┌────────
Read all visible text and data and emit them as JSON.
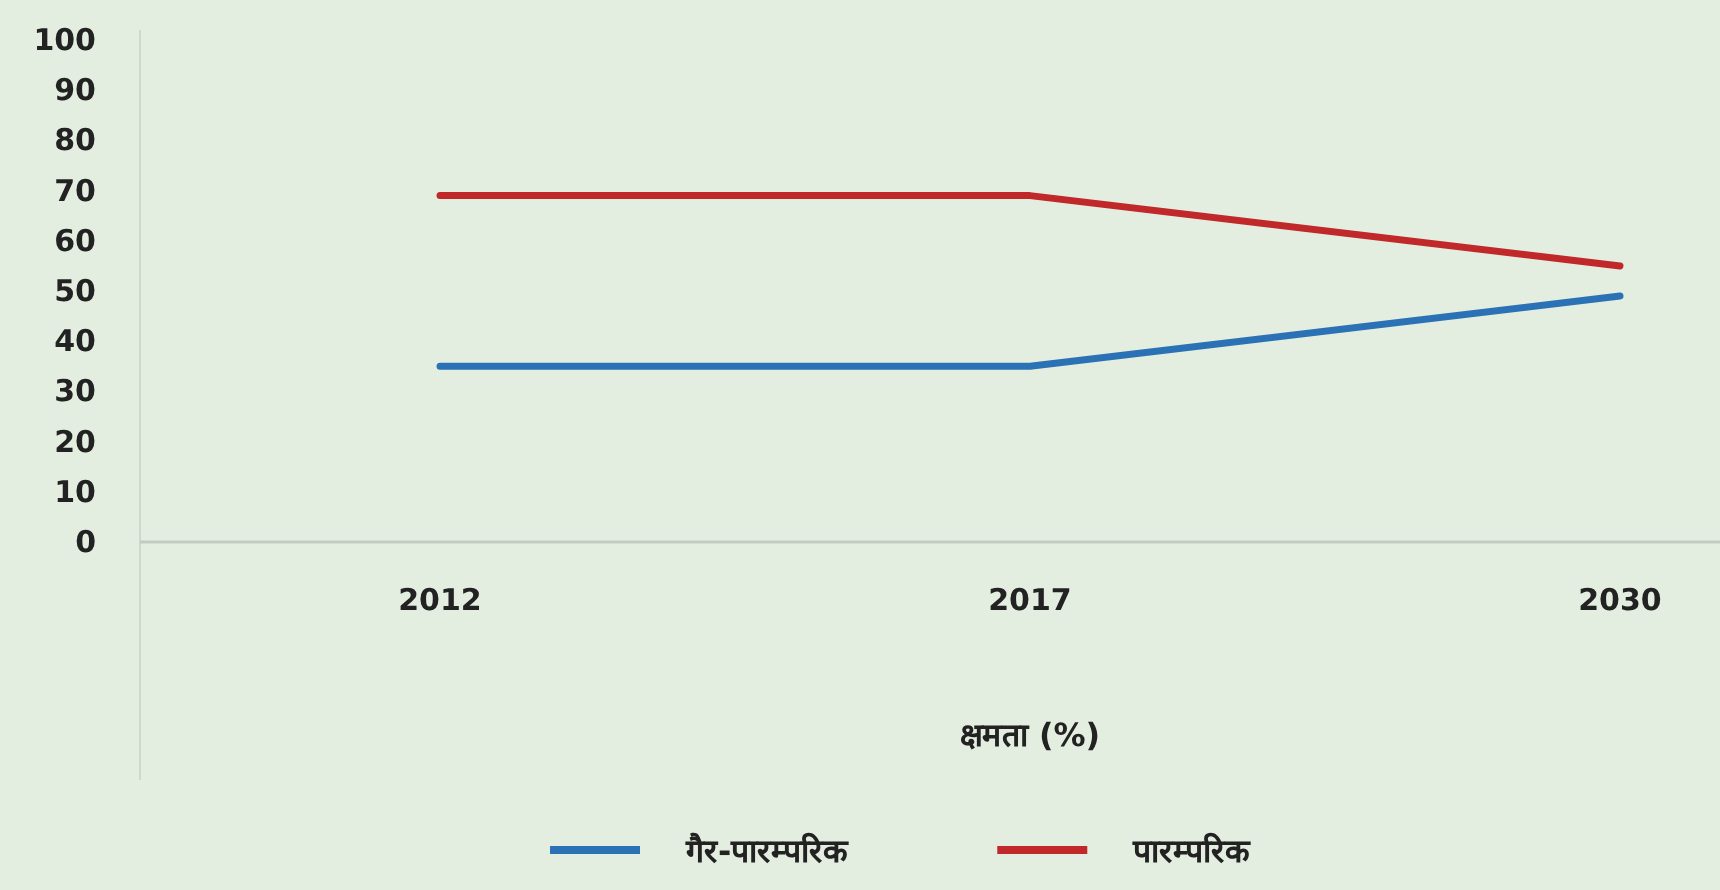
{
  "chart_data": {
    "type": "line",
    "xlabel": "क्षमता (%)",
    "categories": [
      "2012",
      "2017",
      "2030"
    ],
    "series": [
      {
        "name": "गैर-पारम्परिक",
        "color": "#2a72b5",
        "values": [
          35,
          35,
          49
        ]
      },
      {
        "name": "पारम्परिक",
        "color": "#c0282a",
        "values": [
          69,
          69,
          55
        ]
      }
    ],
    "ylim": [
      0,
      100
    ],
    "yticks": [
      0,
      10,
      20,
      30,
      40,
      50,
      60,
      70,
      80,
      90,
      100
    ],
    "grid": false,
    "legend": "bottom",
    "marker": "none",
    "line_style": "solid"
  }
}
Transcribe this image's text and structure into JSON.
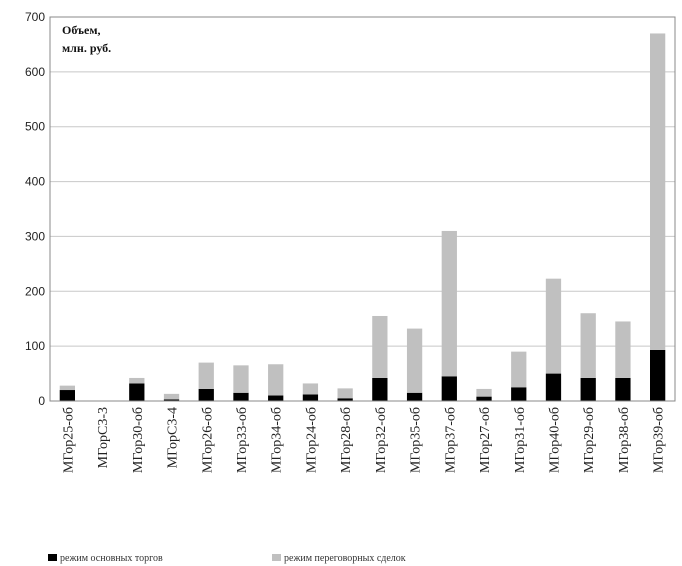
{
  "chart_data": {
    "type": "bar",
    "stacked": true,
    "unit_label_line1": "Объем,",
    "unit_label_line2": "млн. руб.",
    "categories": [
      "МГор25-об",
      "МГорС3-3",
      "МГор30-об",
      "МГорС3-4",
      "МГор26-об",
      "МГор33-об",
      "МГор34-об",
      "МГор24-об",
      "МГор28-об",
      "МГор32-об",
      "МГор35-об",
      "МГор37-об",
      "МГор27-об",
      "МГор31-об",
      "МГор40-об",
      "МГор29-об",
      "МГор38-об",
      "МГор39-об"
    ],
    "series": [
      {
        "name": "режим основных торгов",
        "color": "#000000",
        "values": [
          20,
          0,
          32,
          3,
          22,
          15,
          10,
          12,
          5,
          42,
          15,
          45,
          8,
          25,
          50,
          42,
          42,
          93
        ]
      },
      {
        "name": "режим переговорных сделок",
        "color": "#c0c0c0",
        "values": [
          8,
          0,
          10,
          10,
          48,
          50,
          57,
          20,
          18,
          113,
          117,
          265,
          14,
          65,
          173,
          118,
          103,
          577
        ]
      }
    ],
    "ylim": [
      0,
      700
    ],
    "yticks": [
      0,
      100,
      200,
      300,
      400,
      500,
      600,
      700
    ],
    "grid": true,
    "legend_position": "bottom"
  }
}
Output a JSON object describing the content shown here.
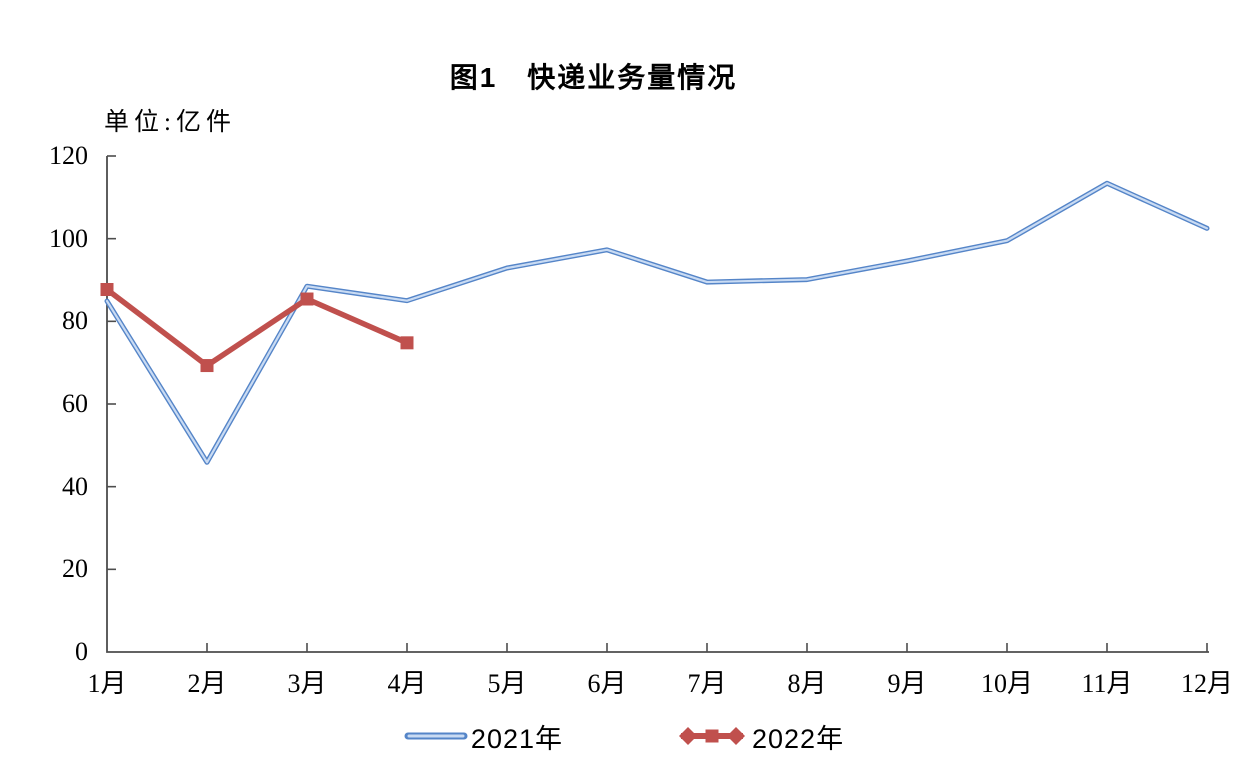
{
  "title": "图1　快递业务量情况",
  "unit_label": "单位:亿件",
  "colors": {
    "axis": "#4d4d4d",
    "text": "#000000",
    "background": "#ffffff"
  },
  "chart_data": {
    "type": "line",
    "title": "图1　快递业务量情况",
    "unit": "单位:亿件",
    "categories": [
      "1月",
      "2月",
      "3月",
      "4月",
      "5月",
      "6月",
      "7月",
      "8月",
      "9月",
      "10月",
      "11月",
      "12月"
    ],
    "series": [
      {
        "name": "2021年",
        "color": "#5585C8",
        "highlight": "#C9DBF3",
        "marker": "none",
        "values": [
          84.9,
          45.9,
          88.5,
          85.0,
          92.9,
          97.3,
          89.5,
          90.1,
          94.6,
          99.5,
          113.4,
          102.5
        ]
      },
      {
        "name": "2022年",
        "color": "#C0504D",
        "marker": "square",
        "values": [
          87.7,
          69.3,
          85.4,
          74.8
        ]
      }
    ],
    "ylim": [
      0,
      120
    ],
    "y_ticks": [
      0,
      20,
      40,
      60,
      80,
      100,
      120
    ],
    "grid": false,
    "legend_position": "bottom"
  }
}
└────────
▸ **What you have to do**: Write out each entry exactly as given, but skip the pictures.

▸ **Exercise response**:
Read all visible text and data and emit them as JSON.
{
  "chart_data": {
    "type": "line",
    "xlabel": "क्षमता (%)",
    "categories": [
      "2012",
      "2017",
      "2030"
    ],
    "series": [
      {
        "name": "गैर-पारम्परिक",
        "color": "#2a72b5",
        "values": [
          35,
          35,
          49
        ]
      },
      {
        "name": "पारम्परिक",
        "color": "#c0282a",
        "values": [
          69,
          69,
          55
        ]
      }
    ],
    "ylim": [
      0,
      100
    ],
    "yticks": [
      0,
      10,
      20,
      30,
      40,
      50,
      60,
      70,
      80,
      90,
      100
    ],
    "grid": false,
    "legend": "bottom",
    "marker": "none",
    "line_style": "solid"
  }
}
Transcribe this image's text and structure into JSON.
{
  "chart_data": {
    "type": "bar",
    "stacked": true,
    "unit_label_line1": "Объем,",
    "unit_label_line2": "млн. руб.",
    "categories": [
      "МГор25-об",
      "МГорС3-3",
      "МГор30-об",
      "МГорС3-4",
      "МГор26-об",
      "МГор33-об",
      "МГор34-об",
      "МГор24-об",
      "МГор28-об",
      "МГор32-об",
      "МГор35-об",
      "МГор37-об",
      "МГор27-об",
      "МГор31-об",
      "МГор40-об",
      "МГор29-об",
      "МГор38-об",
      "МГор39-об"
    ],
    "series": [
      {
        "name": "режим основных торгов",
        "color": "#000000",
        "values": [
          20,
          0,
          32,
          3,
          22,
          15,
          10,
          12,
          5,
          42,
          15,
          45,
          8,
          25,
          50,
          42,
          42,
          93
        ]
      },
      {
        "name": "режим переговорных сделок",
        "color": "#c0c0c0",
        "values": [
          8,
          0,
          10,
          10,
          48,
          50,
          57,
          20,
          18,
          113,
          117,
          265,
          14,
          65,
          173,
          118,
          103,
          577
        ]
      }
    ],
    "ylim": [
      0,
      700
    ],
    "yticks": [
      0,
      100,
      200,
      300,
      400,
      500,
      600,
      700
    ],
    "grid": true,
    "legend_position": "bottom"
  }
}
Output a JSON object describing the content shown here.
{
  "title": "图1　快递业务量情况",
  "unit_label": "单位:亿件",
  "colors": {
    "axis": "#4d4d4d",
    "text": "#000000",
    "background": "#ffffff"
  },
  "chart_data": {
    "type": "line",
    "title": "图1　快递业务量情况",
    "unit": "单位:亿件",
    "categories": [
      "1月",
      "2月",
      "3月",
      "4月",
      "5月",
      "6月",
      "7月",
      "8月",
      "9月",
      "10月",
      "11月",
      "12月"
    ],
    "series": [
      {
        "name": "2021年",
        "color": "#5585C8",
        "highlight": "#C9DBF3",
        "marker": "none",
        "values": [
          84.9,
          45.9,
          88.5,
          85.0,
          92.9,
          97.3,
          89.5,
          90.1,
          94.6,
          99.5,
          113.4,
          102.5
        ]
      },
      {
        "name": "2022年",
        "color": "#C0504D",
        "marker": "square",
        "values": [
          87.7,
          69.3,
          85.4,
          74.8
        ]
      }
    ],
    "ylim": [
      0,
      120
    ],
    "y_ticks": [
      0,
      20,
      40,
      60,
      80,
      100,
      120
    ],
    "grid": false,
    "legend_position": "bottom"
  }
}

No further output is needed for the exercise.